* _Goal_: What lines of the data hold the string "this"? Pull each one out.

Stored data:
☆ ☆ ☆
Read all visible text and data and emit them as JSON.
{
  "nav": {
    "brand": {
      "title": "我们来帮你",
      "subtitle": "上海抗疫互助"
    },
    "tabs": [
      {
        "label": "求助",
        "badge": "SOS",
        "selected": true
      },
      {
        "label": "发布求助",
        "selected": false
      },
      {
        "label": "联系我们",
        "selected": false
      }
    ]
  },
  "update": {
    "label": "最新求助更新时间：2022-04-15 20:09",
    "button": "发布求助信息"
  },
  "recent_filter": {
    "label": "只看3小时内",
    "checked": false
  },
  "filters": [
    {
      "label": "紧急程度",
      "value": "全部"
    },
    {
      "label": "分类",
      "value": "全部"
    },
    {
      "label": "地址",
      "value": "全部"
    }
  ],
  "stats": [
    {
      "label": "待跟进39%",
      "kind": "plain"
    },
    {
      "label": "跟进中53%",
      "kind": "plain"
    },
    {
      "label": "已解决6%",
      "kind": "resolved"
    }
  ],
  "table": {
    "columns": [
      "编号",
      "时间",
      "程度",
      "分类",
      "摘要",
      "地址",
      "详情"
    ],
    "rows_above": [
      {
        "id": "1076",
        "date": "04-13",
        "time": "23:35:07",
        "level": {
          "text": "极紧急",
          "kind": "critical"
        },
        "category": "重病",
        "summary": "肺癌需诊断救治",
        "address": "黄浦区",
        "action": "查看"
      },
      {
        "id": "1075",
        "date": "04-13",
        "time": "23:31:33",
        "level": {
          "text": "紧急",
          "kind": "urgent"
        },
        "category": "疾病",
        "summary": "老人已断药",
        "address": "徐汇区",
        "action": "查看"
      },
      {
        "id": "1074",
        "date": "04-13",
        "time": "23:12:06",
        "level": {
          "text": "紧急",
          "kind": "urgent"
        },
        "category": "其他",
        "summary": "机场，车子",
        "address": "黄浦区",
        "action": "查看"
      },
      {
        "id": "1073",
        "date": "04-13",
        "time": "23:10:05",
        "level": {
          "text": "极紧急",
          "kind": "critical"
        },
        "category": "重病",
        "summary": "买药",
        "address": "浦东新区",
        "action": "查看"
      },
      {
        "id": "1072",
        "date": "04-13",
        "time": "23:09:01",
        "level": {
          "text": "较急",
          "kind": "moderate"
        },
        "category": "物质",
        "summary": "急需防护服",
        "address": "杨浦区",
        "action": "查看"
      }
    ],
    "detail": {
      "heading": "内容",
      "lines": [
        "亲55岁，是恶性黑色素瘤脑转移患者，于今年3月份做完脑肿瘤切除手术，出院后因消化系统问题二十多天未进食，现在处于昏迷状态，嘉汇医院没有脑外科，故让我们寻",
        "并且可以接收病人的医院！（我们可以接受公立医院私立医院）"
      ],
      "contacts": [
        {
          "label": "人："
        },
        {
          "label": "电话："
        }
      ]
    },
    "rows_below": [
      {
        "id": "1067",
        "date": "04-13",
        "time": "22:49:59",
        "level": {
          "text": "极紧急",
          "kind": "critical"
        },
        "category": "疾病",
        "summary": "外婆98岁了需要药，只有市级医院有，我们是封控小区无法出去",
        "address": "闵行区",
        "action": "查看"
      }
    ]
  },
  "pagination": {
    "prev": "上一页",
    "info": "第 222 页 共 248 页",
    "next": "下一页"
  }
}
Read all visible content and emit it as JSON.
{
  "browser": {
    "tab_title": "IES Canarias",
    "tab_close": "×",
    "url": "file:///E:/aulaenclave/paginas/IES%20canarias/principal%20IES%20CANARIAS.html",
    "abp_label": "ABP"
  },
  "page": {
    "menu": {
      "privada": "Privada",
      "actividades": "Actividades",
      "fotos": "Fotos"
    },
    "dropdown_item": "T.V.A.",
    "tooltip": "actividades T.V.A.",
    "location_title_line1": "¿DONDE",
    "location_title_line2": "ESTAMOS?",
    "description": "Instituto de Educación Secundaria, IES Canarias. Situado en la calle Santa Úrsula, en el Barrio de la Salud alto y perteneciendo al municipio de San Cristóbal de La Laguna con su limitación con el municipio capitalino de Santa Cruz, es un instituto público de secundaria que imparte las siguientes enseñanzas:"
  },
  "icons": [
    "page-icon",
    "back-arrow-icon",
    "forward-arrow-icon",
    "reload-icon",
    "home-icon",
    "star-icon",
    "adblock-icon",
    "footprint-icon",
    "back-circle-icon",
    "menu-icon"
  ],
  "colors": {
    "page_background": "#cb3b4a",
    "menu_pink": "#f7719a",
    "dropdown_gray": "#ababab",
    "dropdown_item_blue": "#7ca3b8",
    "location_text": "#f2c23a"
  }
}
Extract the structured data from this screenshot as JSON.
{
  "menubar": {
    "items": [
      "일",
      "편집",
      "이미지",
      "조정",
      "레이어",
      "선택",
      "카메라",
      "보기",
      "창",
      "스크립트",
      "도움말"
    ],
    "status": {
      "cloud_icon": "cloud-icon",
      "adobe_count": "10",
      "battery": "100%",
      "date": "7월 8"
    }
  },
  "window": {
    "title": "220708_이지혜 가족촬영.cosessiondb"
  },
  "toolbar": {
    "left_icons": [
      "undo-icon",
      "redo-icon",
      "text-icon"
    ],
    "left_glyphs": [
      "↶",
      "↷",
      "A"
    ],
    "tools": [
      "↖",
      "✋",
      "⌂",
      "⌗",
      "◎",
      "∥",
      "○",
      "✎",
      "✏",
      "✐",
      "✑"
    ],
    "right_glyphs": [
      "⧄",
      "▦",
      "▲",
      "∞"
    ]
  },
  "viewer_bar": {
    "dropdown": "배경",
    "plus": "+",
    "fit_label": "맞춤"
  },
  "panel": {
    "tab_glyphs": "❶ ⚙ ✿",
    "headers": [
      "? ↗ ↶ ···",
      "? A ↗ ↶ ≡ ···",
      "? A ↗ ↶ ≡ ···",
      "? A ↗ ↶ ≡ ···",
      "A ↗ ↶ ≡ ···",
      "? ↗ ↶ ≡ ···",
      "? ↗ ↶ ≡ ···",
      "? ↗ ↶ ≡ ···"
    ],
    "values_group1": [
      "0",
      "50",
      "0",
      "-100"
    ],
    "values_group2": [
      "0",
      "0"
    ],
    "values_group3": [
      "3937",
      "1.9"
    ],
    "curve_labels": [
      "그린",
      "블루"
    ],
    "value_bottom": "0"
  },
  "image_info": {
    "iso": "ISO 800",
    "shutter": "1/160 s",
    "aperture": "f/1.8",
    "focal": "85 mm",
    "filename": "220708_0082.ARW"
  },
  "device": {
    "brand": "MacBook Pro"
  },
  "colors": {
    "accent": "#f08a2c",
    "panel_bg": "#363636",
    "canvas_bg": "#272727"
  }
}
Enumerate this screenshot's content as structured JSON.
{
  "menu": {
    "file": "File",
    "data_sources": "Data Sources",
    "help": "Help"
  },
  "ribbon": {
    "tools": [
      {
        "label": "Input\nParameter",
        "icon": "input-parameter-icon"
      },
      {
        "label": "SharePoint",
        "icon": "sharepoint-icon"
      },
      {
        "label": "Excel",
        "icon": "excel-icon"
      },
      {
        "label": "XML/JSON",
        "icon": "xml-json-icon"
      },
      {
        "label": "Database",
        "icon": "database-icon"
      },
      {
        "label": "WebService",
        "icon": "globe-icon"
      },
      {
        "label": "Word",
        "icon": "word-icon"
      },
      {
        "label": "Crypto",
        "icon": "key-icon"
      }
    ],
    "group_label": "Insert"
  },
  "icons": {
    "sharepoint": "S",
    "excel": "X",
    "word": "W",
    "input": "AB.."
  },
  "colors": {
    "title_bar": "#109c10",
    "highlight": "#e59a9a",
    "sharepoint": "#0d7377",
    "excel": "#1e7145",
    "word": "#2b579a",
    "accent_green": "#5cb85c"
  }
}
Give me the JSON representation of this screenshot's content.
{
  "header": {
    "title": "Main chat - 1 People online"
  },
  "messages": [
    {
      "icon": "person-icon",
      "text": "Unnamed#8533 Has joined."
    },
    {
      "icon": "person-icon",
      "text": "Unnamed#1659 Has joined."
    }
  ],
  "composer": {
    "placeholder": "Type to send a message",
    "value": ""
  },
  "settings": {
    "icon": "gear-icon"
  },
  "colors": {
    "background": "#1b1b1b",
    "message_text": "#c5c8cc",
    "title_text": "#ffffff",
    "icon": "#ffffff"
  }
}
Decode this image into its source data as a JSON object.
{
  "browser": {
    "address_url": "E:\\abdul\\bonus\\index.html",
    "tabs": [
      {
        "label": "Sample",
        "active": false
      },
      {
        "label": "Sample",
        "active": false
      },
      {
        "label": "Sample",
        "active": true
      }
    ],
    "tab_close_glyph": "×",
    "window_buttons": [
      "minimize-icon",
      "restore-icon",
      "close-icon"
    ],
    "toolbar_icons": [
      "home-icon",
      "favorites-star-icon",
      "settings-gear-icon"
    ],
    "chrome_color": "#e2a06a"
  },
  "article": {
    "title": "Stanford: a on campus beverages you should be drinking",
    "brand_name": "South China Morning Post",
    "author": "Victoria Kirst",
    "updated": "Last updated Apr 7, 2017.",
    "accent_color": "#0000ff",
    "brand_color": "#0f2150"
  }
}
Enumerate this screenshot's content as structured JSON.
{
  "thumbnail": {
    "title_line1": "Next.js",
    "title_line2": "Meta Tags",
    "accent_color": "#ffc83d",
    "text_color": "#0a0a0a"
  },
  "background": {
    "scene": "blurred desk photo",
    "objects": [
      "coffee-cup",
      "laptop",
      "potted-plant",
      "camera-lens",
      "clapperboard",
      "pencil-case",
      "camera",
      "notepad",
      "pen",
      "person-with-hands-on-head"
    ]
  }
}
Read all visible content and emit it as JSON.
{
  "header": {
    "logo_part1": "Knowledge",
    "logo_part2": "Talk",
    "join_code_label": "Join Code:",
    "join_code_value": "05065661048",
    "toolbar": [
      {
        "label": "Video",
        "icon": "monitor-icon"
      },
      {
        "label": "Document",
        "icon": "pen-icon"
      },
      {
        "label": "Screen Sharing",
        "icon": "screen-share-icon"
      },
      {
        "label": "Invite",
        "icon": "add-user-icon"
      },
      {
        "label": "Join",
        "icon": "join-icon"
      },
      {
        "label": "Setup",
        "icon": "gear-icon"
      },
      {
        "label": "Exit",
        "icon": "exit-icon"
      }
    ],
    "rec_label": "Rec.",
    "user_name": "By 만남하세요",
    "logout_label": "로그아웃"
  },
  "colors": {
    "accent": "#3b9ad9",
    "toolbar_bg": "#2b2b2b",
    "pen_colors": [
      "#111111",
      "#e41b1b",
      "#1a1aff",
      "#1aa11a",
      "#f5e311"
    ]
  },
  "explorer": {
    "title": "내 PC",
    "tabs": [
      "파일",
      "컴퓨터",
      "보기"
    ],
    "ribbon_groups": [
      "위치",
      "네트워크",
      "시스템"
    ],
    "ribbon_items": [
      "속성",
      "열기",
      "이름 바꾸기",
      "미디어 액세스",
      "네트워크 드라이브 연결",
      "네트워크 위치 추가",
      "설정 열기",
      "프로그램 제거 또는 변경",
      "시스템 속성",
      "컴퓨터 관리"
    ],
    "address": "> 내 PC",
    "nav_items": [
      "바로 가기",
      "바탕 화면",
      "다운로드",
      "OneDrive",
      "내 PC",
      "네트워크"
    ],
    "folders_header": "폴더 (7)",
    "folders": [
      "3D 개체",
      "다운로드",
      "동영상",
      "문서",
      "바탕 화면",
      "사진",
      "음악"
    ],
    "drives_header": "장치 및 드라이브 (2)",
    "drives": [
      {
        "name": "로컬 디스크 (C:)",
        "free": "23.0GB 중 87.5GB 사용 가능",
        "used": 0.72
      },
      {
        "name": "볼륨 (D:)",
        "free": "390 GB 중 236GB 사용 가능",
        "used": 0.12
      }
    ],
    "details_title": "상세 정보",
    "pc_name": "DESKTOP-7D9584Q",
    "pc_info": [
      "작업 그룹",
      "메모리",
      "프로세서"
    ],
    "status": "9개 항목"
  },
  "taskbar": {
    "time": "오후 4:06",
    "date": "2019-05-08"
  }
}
☆ ☆ ☆
* _Written solution_:
Extract the structured data from this screenshot as JSON.
Enumerate this screenshot's content as structured JSON.
Give me the JSON representation of this screenshot's content.
Decode this image into its source data as a JSON object.
Enumerate this screenshot's content as structured JSON.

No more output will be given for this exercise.